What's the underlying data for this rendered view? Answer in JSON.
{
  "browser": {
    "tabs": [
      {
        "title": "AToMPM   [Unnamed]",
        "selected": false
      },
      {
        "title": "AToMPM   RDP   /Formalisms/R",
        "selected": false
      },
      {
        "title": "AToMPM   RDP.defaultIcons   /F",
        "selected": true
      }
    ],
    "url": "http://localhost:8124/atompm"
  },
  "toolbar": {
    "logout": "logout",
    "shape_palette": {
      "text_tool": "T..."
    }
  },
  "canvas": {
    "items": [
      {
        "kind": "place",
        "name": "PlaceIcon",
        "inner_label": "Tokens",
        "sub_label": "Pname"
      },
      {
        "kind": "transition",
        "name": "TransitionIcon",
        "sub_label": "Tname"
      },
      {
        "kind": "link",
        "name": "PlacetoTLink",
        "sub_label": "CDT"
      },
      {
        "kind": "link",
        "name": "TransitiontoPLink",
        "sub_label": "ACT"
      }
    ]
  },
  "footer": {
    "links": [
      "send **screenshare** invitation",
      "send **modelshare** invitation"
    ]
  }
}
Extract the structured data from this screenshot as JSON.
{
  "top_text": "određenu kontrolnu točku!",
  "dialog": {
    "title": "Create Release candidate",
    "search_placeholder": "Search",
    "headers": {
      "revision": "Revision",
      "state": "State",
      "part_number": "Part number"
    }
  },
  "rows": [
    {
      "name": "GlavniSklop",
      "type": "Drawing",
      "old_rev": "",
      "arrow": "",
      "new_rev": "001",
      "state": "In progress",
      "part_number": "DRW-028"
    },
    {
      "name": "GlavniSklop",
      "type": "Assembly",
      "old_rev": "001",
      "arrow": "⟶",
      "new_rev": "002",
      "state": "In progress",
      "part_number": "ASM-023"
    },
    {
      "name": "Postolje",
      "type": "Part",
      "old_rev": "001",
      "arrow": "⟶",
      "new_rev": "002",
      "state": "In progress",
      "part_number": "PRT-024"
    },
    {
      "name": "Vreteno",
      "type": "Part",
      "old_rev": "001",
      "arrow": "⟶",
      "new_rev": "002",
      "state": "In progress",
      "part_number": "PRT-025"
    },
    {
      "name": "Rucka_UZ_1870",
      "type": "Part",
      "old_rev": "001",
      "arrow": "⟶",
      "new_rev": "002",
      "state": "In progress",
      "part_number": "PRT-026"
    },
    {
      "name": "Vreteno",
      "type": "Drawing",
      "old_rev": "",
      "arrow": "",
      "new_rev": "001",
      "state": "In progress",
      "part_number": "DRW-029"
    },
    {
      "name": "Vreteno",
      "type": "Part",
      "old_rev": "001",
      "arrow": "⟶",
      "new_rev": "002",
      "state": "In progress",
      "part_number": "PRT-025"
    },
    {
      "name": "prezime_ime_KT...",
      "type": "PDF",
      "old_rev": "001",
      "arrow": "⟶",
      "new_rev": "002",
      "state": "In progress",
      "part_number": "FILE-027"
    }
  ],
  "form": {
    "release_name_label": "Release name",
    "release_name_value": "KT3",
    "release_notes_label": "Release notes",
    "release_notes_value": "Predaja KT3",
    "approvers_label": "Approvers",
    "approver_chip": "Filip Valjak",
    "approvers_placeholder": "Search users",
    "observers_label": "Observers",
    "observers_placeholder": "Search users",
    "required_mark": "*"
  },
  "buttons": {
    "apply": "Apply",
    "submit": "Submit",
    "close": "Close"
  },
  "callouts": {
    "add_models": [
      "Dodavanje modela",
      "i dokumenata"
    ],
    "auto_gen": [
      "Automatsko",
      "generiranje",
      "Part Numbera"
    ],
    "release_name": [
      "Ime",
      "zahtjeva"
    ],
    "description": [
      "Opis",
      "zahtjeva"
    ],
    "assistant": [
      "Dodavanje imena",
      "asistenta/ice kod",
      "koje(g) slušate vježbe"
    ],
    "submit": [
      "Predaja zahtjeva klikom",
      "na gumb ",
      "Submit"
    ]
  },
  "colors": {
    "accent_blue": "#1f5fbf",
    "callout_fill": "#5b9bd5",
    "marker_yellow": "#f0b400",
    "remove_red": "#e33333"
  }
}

• _Given instruction_
Please repeat all the records above exactly as they appear.

• _Answer below_
What's the underlying data for this rendered view? Answer in JSON.
{
  "browser": {
    "tabs": [
      {
        "title": "AToMPM   [Unnamed]",
        "selected": false
      },
      {
        "title": "AToMPM   RDP   /Formalisms/R",
        "selected": false
      },
      {
        "title": "AToMPM   RDP.defaultIcons   /F",
        "selected": true
      }
    ],
    "url": "http://localhost:8124/atompm"
  },
  "toolbar": {
    "logout": "logout",
    "shape_palette": {
      "text_tool": "T..."
    }
  },
  "canvas": {
    "items": [
      {
        "kind": "place",
        "name": "PlaceIcon",
        "inner_label": "Tokens",
        "sub_label": "Pname"
      },
      {
        "kind": "transition",
        "name": "TransitionIcon",
        "sub_label": "Tname"
      },
      {
        "kind": "link",
        "name": "PlacetoTLink",
        "sub_label": "CDT"
      },
      {
        "kind": "link",
        "name": "TransitiontoPLink",
        "sub_label": "ACT"
      }
    ]
  },
  "footer": {
    "links": [
      "send **screenshare** invitation",
      "send **modelshare** invitation"
    ]
  }
}
Extract the structured data from this screenshot as JSON.
{
  "top_text": "određenu kontrolnu točku!",
  "dialog": {
    "title": "Create Release candidate",
    "search_placeholder": "Search",
    "headers": {
      "revision": "Revision",
      "state": "State",
      "part_number": "Part number"
    }
  },
  "rows": [
    {
      "name": "GlavniSklop",
      "type": "Drawing",
      "old_rev": "",
      "arrow": "",
      "new_rev": "001",
      "state": "In progress",
      "part_number": "DRW-028"
    },
    {
      "name": "GlavniSklop",
      "type": "Assembly",
      "old_rev": "001",
      "arrow": "⟶",
      "new_rev": "002",
      "state": "In progress",
      "part_number": "ASM-023"
    },
    {
      "name": "Postolje",
      "type": "Part",
      "old_rev": "001",
      "arrow": "⟶",
      "new_rev": "002",
      "state": "In progress",
      "part_number": "PRT-024"
    },
    {
      "name": "Vreteno",
      "type": "Part",
      "old_rev": "001",
      "arrow": "⟶",
      "new_rev": "002",
      "state": "In progress",
      "part_number": "PRT-025"
    },
    {
      "name": "Rucka_UZ_1870",
      "type": "Part",
      "old_rev": "001",
      "arrow": "⟶",
      "new_rev": "002",
      "state": "In progress",
      "part_number": "PRT-026"
    },
    {
      "name": "Vreteno",
      "type": "Drawing",
      "old_rev": "",
      "arrow": "",
      "new_rev": "001",
      "state": "In progress",
      "part_number": "DRW-029"
    },
    {
      "name": "Vreteno",
      "type": "Part",
      "old_rev": "001",
      "arrow": "⟶",
      "new_rev": "002",
      "state": "In progress",
      "part_number": "PRT-025"
    },
    {
      "name": "prezime_ime_KT...",
      "type": "PDF",
      "old_rev": "001",
      "arrow": "⟶",
      "new_rev": "002",
      "state": "In progress",
      "part_number": "FILE-027"
    }
  ],
  "form": {
    "release_name_label": "Release name",
    "release_name_value": "KT3",
    "release_notes_label": "Release notes",
    "release_notes_value": "Predaja KT3",
    "approvers_label": "Approvers",
    "approver_chip": "Filip Valjak",
    "approvers_placeholder": "Search users",
    "observers_label": "Observers",
    "observers_placeholder": "Search users",
    "required_mark": "*"
  },
  "buttons": {
    "apply": "Apply",
    "submit": "Submit",
    "close": "Close"
  },
  "callouts": {
    "add_models": [
      "Dodavanje modela",
      "i dokumenata"
    ],
    "auto_gen": [
      "Automatsko",
      "generiranje",
      "Part Numbera"
    ],
    "release_name": [
      "Ime",
      "zahtjeva"
    ],
    "description": [
      "Opis",
      "zahtjeva"
    ],
    "assistant": [
      "Dodavanje imena",
      "asistenta/ice kod",
      "koje(g) slušate vježbe"
    ],
    "submit": [
      "Predaja zahtjeva klikom",
      "na gumb ",
      "Submit"
    ]
  },
  "colors": {
    "accent_blue": "#1f5fbf",
    "callout_fill": "#5b9bd5",
    "marker_yellow": "#f0b400",
    "remove_red": "#e33333"
  }
}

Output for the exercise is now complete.